**What you have to do**
Leave out the pictures and repeat everything else in the records exactly.

━━━ Data to use ━━━

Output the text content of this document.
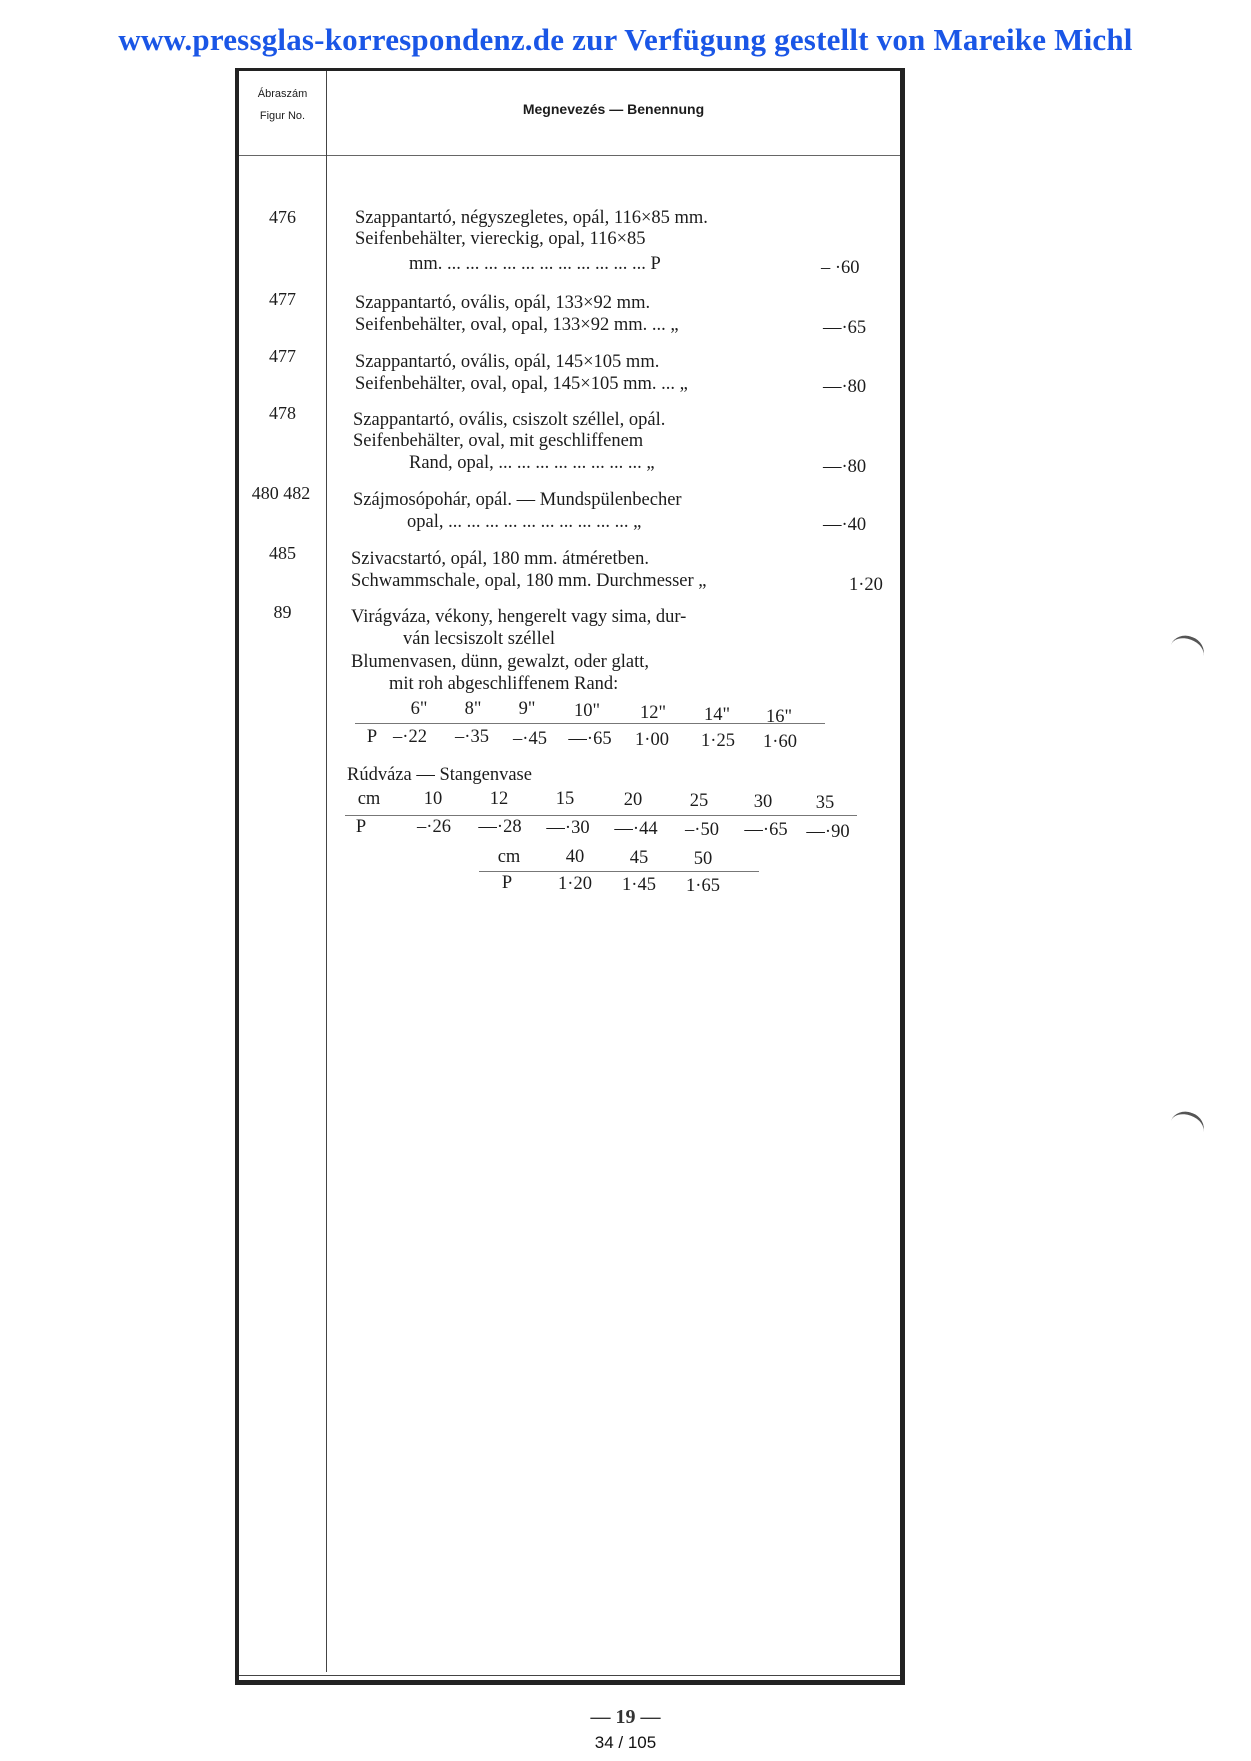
www.pressglas-korrespondenz.de zur Verfügung gestellt von Mareike Michl
Ábraszám
Figur No.	Megnevezés — Benennung
476	Szappantartó, négyszegletes, opál, 116×85 mm.
Seifenbehälter, viereckig, opal, 116×85
mm. ... ... ... ... ... ... ... ... ... ... ... P	– ·60
477	Szappantartó, ovális, opál, 133×92 mm.
Seifenbehälter, oval, opal, 133×92 mm. ... „	—·65
477	Szappantartó, ovális, opál, 145×105 mm.
Seifenbehälter, oval, opal, 145×105 mm. ... „	—·80
478	Szappantartó, ovális, csiszolt széllel, opál.
Seifenbehälter, oval, mit geschliffenem
Rand, opal, ... ... ... ... ... ... ... ... „	—·80
480 482	Szájmosópohár, opál. — Mundspülenbecher
opal, ... ... ... ... ... ... ... ... ... ... „	—·40
485	Szivacstartó, opál, 180 mm. átméretben.
Schwammschale, opal, 180 mm. Durchmesser „	1·20
89	Virágváza, vékony, hengerelt vagy sima, dur-
ván lecsiszolt széllel
Blumenvasen, dünn, gewalzt, oder glatt,
mit roh abgeschliffenem Rand:
6"	8"	9"	10"	12"	14"	16"
P –·22	–·35	–·45	—·65	1·00	1·25	1·60
Rúdváza — Stangenvase
cm	10	12	15	20	25	30	35
P	–·26	—·28	—·30	—·44	–·50	—·65	—·90
cm	40	45	50
P	1·20	1·45	1·65
— 19 —
34 / 105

━━━

**Exercise output**
Output the text content of this document.
www.pressglas-korrespondenz.de zur Verfügung gestellt von Mareike Michl
Ábraszám
Figur No.	Megnevezés — Benennung
476	Szappantartó, négyszegletes, opál, 116×85 mm.
Seifenbehälter, viereckig, opal, 116×85
mm. ... ... ... ... ... ... ... ... ... ... ... P	– ·60
477	Szappantartó, ovális, opál, 133×92 mm.
Seifenbehälter, oval, opal, 133×92 mm. ... „	—·65
477	Szappantartó, ovális, opál, 145×105 mm.
Seifenbehälter, oval, opal, 145×105 mm. ... „	—·80
478	Szappantartó, ovális, csiszolt széllel, opál.
Seifenbehälter, oval, mit geschliffenem
Rand, opal, ... ... ... ... ... ... ... ... „	—·80
480 482	Szájmosópohár, opál. — Mundspülenbecher
opal, ... ... ... ... ... ... ... ... ... ... „	—·40
485	Szivacstartó, opál, 180 mm. átméretben.
Schwammschale, opal, 180 mm. Durchmesser „	1·20
89	Virágváza, vékony, hengerelt vagy sima, dur-
ván lecsiszolt széllel
Blumenvasen, dünn, gewalzt, oder glatt,
mit roh abgeschliffenem Rand:
6"	8"	9"	10"	12"	14"	16"
P –·22	–·35	–·45	—·65	1·00	1·25	1·60
Rúdváza — Stangenvase
cm	10	12	15	20	25	30	35
P	–·26	—·28	—·30	—·44	–·50	—·65	—·90
cm	40	45	50
P	1·20	1·45	1·65
— 19 —
34 / 105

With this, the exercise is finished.